→ **GIVEN REQUEST**
Search the records for "color". Copy every line where it appears.

→ **ENTRIES**
━━━━━━━━━━━━━━━━━━━━━━━━━━━━━━

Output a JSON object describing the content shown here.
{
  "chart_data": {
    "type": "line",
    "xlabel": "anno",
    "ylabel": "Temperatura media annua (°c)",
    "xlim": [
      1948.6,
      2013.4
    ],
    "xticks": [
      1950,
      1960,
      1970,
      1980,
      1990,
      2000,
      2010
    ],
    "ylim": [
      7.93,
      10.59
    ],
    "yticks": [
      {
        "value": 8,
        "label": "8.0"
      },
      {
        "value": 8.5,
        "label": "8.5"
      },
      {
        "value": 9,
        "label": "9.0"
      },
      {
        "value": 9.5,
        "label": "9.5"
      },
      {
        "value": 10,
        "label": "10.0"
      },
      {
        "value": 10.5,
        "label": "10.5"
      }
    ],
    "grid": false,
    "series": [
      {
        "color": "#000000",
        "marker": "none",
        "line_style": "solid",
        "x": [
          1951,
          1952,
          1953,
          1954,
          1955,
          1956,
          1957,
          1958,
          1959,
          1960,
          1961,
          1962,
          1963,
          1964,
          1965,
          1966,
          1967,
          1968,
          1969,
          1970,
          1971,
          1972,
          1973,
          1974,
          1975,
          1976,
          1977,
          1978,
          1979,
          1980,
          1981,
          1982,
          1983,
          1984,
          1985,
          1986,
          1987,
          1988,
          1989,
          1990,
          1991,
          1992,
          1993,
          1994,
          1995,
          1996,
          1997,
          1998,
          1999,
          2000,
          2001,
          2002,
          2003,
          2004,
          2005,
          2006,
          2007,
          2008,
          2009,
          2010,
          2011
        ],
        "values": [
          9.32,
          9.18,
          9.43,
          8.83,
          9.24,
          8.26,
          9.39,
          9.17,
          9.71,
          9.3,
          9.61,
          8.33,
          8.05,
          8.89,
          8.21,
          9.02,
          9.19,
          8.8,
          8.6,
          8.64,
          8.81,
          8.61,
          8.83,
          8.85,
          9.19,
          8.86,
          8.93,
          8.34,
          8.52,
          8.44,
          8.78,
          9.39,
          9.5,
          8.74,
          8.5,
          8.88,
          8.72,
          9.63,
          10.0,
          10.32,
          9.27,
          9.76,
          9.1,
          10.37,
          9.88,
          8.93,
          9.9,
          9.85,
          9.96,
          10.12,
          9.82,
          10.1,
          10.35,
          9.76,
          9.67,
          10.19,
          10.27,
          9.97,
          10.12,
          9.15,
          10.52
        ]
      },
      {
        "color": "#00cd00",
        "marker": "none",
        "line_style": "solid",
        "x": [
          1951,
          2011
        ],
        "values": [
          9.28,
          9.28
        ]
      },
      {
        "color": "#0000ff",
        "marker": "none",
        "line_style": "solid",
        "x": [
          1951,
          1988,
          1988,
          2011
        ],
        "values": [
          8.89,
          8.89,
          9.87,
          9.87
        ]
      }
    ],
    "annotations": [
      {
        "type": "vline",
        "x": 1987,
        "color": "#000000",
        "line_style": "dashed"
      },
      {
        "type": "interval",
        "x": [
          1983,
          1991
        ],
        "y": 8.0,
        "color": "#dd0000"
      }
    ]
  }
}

━━━━━━━━━━━━━━━━━━━━━━━━━━━━━━

→ **FULL SOLUTION**
        "color": "#000000",
        "color": "#00cd00",
        "color": "#0000ff",
        "color": "#000000",
        "color": "#dd0000"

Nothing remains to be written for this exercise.